'''

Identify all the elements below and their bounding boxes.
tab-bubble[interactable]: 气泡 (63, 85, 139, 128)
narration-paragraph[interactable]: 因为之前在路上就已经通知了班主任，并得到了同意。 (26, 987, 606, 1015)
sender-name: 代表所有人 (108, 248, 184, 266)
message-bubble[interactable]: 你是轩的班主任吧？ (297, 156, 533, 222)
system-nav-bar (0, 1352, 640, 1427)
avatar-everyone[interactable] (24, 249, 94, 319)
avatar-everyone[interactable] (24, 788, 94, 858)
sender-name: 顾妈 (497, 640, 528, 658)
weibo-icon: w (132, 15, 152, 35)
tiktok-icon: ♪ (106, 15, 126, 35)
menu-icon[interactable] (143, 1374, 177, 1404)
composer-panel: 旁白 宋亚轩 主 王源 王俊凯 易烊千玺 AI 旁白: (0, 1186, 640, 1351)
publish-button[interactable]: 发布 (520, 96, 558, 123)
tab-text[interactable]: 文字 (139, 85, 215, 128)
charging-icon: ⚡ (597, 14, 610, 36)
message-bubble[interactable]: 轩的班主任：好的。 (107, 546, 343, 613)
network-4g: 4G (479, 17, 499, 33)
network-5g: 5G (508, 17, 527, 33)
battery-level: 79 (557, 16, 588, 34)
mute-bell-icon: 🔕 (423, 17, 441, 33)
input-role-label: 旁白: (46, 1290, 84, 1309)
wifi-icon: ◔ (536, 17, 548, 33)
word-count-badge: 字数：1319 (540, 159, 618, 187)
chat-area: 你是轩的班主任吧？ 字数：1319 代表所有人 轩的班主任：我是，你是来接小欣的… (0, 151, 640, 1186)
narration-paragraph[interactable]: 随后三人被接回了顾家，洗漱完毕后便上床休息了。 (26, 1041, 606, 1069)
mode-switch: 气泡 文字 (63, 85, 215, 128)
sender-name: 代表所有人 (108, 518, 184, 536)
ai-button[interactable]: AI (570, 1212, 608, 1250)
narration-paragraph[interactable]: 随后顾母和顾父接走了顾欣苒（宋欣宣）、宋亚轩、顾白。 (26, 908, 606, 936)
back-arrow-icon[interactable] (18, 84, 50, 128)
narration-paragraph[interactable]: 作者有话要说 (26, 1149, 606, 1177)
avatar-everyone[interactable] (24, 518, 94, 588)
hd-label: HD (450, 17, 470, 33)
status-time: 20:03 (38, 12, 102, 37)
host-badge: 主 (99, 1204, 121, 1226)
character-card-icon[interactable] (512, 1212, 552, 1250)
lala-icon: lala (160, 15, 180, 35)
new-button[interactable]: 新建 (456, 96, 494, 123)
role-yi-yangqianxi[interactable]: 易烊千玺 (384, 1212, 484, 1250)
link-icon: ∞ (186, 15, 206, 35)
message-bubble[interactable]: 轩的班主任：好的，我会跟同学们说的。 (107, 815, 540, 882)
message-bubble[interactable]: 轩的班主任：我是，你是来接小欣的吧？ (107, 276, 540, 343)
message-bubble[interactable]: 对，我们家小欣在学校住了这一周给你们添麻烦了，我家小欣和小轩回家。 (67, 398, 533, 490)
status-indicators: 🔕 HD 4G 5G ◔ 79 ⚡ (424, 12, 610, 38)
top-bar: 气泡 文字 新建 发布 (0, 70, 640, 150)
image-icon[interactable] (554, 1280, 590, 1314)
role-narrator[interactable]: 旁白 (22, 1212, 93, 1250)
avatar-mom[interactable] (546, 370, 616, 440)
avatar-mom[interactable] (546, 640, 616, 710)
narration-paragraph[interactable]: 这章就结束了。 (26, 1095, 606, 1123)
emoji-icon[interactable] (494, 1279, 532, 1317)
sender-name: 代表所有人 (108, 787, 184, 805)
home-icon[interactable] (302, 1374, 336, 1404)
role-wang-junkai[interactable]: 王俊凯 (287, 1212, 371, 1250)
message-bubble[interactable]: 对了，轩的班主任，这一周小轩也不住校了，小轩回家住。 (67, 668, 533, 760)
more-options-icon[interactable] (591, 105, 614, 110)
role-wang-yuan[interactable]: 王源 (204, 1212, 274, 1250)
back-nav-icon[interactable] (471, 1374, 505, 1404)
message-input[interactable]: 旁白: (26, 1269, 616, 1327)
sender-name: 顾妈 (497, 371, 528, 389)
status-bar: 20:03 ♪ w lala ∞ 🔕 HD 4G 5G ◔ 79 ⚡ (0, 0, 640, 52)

'''

Copy out every line in the records that contains the string "avatar". Case counts.

avatar-everyone[interactable] (24, 249, 94, 319)
avatar-everyone[interactable] (24, 788, 94, 858)
avatar-everyone[interactable] (24, 518, 94, 588)
avatar-mom[interactable] (546, 370, 616, 440)
avatar-mom[interactable] (546, 640, 616, 710)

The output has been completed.